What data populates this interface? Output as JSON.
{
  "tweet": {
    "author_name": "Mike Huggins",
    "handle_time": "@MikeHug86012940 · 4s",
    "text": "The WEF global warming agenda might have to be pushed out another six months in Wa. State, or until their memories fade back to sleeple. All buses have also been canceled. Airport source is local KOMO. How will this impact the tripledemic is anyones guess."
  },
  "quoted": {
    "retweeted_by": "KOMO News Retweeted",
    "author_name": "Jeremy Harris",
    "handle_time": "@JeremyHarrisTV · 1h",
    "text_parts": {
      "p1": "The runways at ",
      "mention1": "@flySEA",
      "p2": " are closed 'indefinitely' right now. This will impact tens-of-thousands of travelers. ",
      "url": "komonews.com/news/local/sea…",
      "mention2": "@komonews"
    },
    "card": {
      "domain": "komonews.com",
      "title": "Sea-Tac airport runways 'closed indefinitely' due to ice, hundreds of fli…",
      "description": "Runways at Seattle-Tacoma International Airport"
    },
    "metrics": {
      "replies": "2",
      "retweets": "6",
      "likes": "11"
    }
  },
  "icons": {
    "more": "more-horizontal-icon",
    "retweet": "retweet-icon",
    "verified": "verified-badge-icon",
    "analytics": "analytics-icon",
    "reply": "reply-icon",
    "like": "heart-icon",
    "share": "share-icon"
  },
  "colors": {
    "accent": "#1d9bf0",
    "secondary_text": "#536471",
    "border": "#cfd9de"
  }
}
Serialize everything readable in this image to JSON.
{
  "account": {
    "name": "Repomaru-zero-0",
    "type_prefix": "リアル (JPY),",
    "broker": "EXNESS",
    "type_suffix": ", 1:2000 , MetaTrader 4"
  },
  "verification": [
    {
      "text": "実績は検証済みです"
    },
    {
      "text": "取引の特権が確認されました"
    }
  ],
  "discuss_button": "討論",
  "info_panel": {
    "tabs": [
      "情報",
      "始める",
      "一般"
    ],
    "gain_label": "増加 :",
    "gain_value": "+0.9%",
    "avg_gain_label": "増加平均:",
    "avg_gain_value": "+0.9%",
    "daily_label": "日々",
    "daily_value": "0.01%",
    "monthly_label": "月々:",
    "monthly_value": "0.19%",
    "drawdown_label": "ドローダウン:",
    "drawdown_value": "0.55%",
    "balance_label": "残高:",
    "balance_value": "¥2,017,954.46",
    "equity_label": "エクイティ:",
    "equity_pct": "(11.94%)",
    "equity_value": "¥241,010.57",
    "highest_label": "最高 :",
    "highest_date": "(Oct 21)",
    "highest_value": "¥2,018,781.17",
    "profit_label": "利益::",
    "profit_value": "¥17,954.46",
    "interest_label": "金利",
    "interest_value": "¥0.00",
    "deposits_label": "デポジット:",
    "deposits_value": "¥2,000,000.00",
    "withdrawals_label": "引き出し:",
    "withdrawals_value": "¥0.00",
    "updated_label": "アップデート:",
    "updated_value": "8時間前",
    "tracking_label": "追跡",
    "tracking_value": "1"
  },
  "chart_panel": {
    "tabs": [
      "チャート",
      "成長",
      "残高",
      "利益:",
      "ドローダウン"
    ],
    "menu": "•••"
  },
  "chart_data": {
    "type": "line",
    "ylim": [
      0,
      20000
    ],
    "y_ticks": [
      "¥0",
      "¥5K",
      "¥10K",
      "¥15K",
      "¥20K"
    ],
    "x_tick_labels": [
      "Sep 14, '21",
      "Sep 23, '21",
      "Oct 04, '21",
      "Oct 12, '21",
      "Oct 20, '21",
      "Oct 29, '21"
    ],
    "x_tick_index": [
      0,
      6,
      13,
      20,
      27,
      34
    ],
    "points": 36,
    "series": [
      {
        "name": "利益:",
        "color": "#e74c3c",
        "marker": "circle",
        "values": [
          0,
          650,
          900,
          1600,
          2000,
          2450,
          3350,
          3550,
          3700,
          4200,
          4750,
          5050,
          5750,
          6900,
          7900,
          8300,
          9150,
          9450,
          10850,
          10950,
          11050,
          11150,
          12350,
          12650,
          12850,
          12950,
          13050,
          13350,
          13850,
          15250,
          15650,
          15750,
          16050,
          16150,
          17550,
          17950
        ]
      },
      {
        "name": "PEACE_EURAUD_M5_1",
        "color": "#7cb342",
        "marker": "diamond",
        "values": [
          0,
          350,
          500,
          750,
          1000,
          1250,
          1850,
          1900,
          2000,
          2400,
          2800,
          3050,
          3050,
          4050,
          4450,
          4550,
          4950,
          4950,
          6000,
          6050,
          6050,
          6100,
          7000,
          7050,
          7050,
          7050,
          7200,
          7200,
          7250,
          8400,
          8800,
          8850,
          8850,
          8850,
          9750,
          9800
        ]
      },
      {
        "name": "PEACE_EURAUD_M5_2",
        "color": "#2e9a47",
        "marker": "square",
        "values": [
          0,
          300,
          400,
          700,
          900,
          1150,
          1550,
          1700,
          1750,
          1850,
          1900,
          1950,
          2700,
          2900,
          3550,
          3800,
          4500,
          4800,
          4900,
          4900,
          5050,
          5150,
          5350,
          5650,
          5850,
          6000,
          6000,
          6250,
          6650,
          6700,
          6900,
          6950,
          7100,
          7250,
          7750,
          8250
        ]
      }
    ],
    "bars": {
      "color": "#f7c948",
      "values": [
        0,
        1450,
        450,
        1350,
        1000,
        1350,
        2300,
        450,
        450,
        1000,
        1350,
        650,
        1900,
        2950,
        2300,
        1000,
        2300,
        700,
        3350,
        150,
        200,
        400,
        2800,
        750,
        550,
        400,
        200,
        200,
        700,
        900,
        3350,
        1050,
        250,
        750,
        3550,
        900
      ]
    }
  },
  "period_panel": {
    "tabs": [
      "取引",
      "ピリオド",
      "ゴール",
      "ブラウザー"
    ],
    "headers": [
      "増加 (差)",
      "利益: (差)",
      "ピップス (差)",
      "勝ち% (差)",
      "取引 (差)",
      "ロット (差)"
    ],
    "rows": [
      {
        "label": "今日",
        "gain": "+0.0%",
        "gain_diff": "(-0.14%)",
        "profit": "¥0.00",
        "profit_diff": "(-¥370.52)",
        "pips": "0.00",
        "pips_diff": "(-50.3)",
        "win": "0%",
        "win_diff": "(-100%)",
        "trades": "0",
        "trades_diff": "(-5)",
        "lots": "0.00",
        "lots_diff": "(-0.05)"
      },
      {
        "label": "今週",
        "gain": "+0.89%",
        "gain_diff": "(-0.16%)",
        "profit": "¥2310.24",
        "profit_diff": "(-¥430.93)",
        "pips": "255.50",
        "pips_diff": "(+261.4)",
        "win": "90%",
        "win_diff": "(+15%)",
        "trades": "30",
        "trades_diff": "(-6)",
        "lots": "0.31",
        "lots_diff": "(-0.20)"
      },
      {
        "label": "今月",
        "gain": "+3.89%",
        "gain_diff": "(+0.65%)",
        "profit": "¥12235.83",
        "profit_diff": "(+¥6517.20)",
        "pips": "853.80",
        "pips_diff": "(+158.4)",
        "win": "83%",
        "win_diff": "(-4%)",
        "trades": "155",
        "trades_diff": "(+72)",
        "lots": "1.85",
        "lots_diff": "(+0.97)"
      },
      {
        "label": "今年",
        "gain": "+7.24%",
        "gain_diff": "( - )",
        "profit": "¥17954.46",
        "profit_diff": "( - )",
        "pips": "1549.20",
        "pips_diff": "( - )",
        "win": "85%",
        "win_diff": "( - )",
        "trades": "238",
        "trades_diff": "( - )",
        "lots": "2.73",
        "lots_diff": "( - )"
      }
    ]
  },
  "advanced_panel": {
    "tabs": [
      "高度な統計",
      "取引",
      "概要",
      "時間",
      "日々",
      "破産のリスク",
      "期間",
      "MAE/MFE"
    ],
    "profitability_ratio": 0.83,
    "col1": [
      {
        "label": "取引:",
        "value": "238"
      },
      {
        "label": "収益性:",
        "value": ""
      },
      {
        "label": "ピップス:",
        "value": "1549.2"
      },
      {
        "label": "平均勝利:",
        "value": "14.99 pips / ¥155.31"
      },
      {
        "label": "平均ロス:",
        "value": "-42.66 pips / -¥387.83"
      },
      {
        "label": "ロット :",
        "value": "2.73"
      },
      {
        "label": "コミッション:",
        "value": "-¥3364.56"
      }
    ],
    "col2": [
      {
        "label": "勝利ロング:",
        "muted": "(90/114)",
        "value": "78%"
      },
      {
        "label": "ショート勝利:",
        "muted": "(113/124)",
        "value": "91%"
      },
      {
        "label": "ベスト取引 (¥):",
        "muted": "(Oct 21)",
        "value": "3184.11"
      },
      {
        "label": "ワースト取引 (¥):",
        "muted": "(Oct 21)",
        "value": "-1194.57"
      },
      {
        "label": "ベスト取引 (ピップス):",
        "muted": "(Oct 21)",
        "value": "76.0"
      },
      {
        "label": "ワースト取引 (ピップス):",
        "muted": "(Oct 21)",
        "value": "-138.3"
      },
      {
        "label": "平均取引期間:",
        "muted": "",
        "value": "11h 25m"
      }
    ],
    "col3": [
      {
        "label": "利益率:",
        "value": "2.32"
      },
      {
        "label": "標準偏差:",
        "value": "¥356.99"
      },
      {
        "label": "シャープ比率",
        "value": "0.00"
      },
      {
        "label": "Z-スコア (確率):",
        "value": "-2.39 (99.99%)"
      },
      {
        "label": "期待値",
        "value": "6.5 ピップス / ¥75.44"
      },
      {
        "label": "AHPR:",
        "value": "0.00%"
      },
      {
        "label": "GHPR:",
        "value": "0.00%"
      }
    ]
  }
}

————————

Gather each line in the entries above where the string "komonews" is found.

      "url": "komonews.com/news/local/sea…",
      "mention2": "@komonews"
      "domain": "komonews.com",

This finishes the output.